Copy every line of the data that contains the string "JSON".

■ GIVEN ENTRIES
BEGIN
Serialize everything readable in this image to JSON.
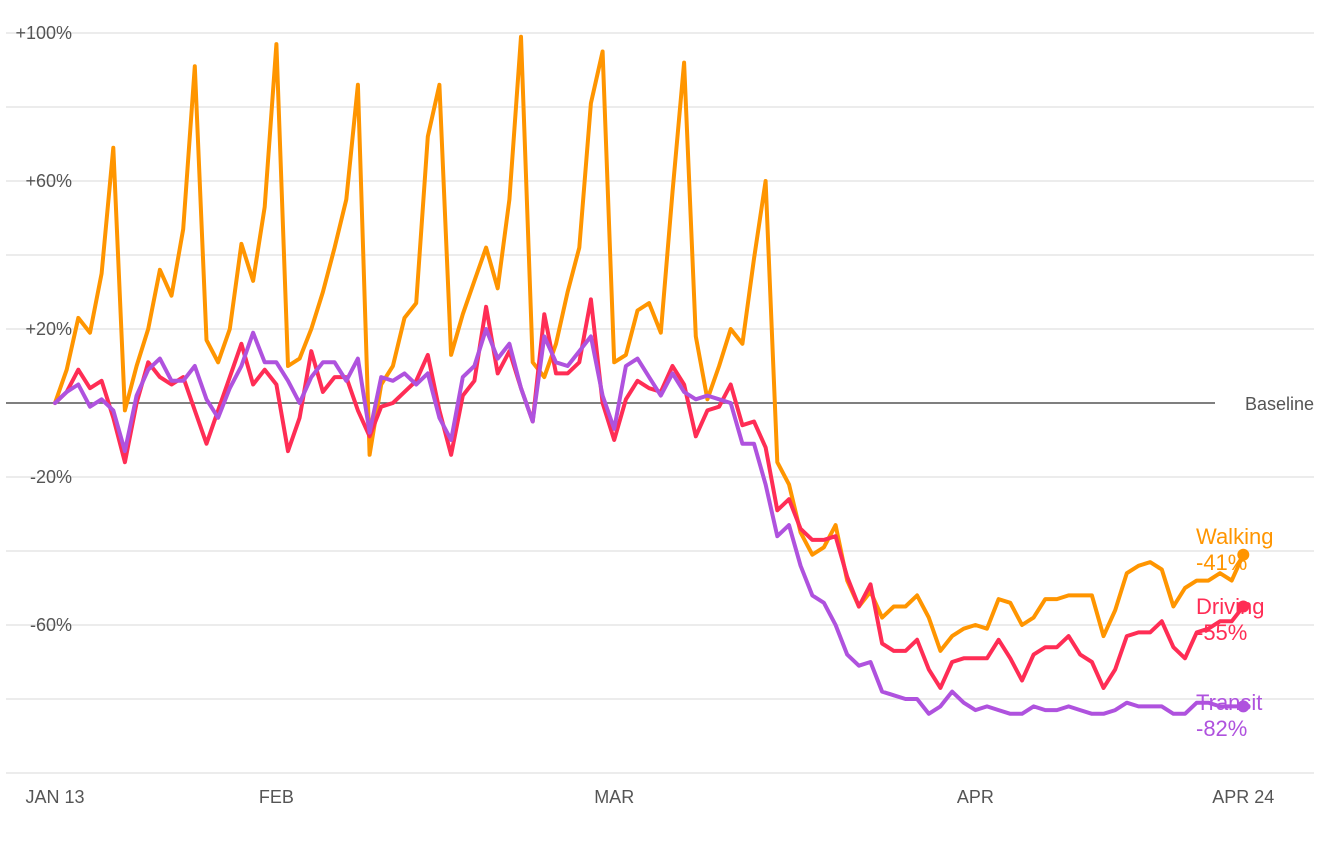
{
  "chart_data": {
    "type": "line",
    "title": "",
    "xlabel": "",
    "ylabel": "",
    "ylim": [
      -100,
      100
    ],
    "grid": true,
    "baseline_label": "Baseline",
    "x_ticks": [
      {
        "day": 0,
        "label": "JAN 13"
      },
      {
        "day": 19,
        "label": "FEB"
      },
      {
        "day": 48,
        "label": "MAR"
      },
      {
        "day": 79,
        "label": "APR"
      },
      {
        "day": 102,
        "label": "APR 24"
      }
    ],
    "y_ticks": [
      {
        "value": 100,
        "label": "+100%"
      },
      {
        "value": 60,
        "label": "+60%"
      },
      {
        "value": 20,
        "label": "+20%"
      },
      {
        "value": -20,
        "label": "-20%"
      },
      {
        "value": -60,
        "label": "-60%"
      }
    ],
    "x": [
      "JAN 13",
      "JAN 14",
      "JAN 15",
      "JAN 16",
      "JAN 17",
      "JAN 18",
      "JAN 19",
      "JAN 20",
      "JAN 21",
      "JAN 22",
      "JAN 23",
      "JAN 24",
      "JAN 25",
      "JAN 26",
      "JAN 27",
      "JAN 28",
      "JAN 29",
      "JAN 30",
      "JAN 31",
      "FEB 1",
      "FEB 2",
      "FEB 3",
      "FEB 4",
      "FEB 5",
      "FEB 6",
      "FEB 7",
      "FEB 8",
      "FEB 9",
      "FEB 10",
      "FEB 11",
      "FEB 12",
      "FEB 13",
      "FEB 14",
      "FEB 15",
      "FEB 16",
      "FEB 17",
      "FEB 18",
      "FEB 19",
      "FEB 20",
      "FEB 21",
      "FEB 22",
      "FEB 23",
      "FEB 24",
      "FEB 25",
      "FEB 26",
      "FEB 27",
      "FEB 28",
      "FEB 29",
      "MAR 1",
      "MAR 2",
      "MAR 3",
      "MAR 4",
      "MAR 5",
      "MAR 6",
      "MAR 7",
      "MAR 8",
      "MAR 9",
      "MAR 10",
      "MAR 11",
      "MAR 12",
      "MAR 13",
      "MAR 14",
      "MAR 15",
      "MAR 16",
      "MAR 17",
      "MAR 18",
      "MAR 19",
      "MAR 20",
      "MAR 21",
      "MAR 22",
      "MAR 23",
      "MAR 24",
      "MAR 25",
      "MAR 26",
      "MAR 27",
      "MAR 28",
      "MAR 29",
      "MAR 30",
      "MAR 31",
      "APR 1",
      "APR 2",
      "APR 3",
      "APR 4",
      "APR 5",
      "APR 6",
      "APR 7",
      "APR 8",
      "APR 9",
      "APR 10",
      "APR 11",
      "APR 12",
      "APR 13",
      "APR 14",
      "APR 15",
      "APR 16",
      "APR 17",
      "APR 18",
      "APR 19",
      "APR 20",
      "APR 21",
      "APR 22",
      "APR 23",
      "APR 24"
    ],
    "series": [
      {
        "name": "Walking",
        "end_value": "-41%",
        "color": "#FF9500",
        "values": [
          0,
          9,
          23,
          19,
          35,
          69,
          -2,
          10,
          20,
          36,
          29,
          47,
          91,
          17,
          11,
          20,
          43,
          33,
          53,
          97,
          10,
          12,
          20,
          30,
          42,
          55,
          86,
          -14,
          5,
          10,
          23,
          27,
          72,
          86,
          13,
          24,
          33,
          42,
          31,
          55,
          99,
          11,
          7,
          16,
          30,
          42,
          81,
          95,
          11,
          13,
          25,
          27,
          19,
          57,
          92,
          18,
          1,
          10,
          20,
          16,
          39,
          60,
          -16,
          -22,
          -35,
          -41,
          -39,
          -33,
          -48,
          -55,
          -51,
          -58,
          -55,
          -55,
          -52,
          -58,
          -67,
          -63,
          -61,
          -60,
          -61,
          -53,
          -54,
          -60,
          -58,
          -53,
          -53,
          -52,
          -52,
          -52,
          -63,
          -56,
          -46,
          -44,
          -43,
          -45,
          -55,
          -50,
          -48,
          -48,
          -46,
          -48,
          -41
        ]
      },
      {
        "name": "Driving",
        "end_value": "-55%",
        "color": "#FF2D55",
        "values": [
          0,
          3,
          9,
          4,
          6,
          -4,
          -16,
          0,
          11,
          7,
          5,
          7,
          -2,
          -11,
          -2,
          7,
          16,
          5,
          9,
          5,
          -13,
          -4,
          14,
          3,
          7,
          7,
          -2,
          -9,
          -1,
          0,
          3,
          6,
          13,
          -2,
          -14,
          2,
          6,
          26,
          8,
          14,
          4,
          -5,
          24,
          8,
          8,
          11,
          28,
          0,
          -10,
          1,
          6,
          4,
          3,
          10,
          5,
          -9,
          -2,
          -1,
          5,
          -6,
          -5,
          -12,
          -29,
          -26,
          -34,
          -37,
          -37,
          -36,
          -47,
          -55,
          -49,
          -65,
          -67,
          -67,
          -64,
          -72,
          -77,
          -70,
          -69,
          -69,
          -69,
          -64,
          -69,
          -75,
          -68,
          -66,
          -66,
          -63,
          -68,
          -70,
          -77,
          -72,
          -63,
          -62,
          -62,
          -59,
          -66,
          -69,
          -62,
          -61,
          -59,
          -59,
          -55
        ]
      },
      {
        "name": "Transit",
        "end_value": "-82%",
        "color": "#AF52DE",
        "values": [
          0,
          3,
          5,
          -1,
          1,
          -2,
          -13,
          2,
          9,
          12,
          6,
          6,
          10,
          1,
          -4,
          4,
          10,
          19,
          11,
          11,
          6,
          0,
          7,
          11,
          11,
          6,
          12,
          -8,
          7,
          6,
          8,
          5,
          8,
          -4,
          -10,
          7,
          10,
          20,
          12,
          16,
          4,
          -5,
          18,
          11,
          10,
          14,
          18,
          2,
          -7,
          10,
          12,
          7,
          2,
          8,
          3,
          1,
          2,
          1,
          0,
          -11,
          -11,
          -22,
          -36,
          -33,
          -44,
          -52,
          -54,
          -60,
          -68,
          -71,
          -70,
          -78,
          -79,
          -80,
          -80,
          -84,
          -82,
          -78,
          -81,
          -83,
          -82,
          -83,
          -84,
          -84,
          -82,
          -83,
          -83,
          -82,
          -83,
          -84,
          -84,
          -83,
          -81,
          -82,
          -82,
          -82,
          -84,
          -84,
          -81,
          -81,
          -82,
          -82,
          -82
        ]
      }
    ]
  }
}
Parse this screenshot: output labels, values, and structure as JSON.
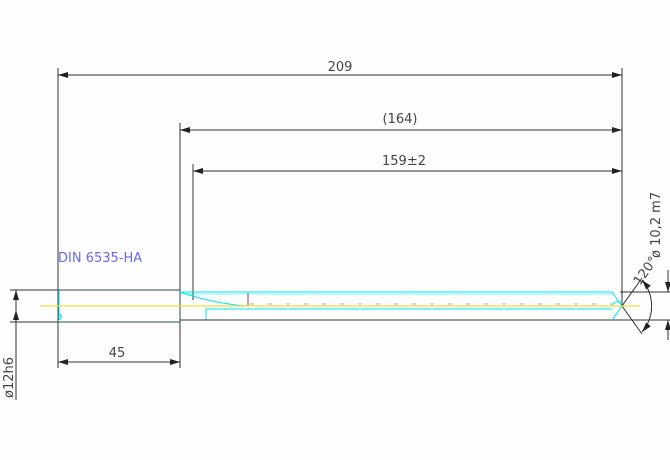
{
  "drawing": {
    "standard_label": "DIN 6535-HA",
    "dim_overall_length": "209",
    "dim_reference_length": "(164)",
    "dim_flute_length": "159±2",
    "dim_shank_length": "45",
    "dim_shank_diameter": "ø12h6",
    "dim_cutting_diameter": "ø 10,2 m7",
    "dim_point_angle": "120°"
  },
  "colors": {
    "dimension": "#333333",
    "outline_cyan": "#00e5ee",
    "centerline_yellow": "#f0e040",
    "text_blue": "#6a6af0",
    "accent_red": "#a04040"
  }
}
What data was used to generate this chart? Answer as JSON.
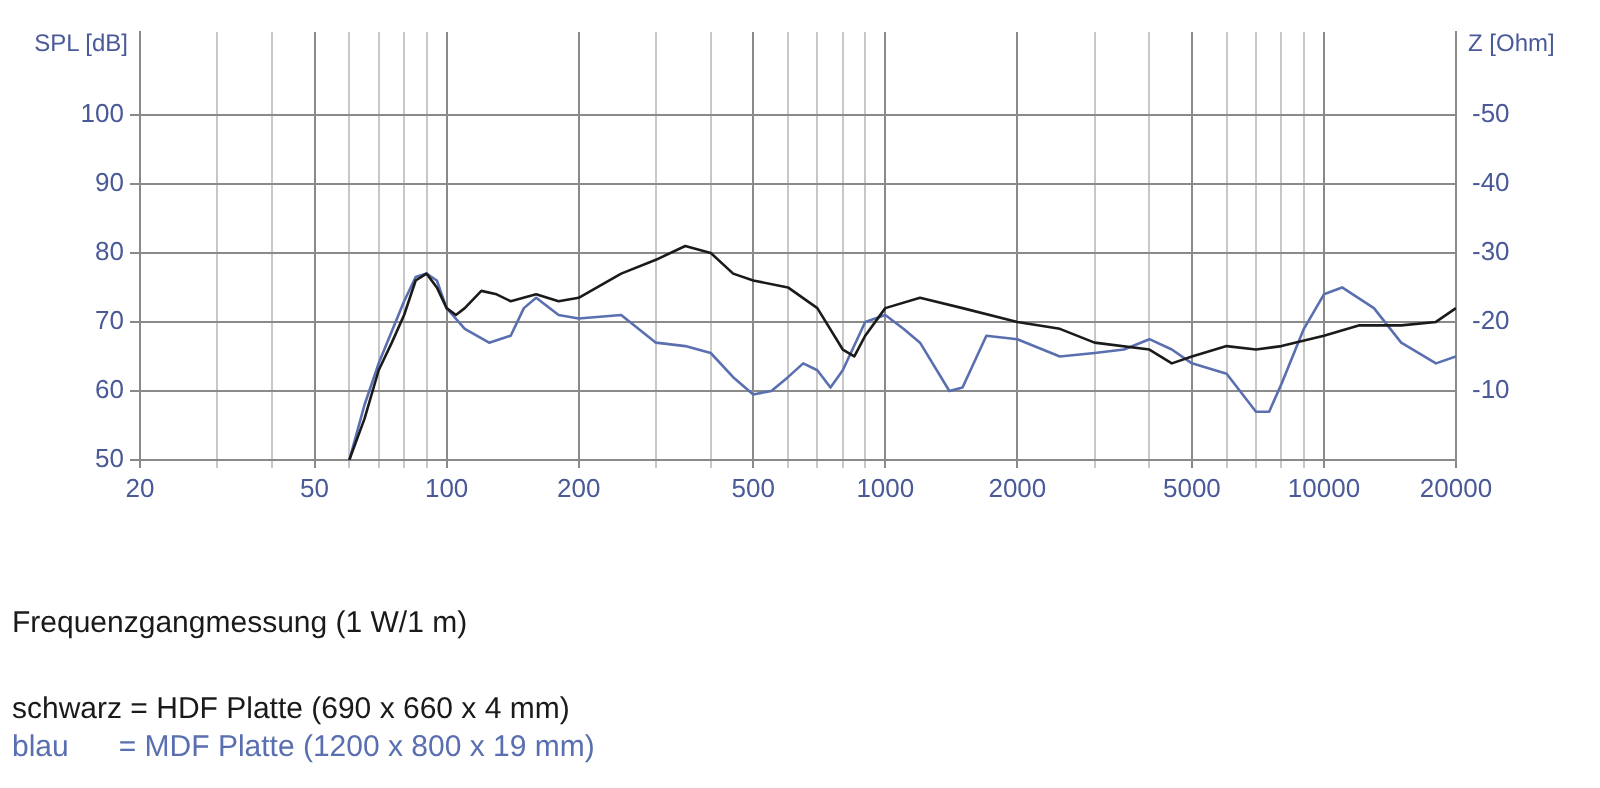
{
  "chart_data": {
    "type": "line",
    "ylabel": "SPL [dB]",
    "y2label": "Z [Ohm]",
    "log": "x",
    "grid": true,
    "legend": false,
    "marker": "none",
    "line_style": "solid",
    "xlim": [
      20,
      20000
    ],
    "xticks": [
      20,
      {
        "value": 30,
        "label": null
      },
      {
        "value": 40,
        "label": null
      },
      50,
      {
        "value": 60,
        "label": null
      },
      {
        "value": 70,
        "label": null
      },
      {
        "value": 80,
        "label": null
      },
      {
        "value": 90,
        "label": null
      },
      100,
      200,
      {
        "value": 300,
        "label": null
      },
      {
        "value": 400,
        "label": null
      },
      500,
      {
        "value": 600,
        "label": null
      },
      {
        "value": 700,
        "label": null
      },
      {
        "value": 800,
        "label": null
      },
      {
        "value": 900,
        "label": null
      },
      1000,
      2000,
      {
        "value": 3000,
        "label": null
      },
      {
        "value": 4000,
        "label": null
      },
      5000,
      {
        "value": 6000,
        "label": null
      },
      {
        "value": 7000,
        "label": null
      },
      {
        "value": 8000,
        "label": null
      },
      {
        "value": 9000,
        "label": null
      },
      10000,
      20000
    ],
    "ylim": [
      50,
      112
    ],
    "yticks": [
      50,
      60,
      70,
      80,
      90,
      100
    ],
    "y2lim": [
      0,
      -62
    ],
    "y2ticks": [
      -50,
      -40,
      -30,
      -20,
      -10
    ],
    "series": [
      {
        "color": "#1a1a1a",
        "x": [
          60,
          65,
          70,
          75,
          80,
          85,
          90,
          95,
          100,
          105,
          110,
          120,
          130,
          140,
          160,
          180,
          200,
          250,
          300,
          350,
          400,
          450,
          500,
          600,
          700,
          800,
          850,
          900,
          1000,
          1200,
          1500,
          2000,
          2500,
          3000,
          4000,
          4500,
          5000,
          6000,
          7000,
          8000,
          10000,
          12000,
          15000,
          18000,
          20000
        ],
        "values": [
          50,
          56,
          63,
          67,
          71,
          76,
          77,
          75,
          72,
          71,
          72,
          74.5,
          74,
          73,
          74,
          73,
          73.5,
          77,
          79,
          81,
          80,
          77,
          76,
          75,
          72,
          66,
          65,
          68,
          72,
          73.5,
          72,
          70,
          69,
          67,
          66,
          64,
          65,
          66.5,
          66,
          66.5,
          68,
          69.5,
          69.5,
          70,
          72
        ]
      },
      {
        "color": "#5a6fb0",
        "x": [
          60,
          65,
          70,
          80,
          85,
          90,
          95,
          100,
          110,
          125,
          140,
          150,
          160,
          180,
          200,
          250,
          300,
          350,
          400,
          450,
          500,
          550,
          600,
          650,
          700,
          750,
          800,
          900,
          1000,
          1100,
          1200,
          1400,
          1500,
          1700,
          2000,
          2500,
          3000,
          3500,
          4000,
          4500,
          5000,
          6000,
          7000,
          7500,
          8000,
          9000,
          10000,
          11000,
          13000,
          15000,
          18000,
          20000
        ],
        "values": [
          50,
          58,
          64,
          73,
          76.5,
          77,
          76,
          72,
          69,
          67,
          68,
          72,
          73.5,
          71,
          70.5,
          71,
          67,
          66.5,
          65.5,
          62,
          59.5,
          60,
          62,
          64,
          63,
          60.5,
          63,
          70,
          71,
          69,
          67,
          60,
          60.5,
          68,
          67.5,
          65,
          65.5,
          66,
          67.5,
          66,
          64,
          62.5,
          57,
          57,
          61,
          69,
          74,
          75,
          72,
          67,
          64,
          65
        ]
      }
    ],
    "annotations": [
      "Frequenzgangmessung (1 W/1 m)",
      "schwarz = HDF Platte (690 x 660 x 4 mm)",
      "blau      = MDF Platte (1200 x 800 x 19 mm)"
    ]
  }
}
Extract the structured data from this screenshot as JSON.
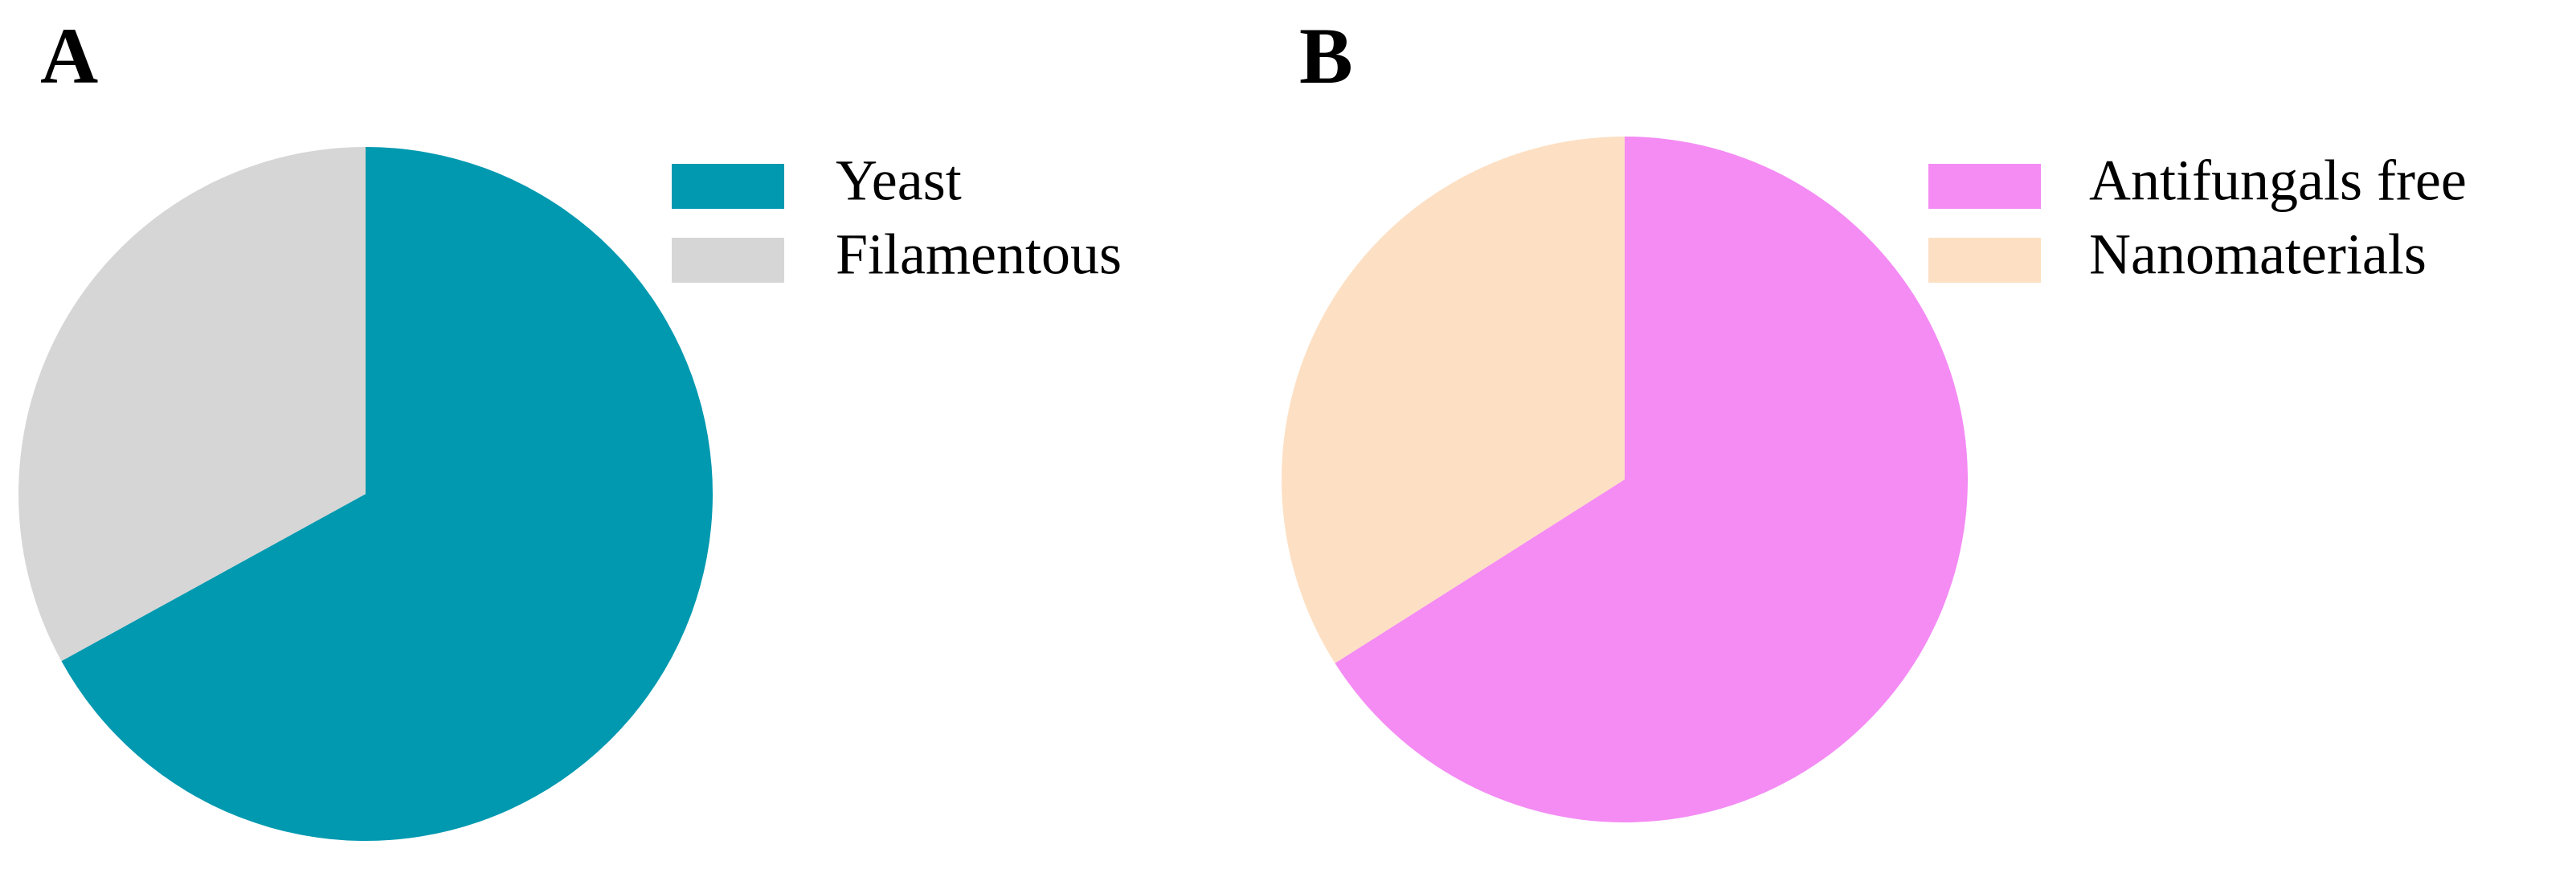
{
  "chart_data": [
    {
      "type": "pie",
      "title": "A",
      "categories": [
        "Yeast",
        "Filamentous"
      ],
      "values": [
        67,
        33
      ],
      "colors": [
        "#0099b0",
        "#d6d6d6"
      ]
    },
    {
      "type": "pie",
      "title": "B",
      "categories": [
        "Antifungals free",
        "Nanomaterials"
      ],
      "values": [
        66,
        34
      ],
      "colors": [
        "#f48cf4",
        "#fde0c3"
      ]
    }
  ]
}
END
■ OUTPUT BELOW
Serialize everything readable in this image to JSON.
Parse this screenshot: output labels, values, and structure as JSON.
What data was used to generate this chart? Answer as JSON.
Extract the structured data from this screenshot as JSON.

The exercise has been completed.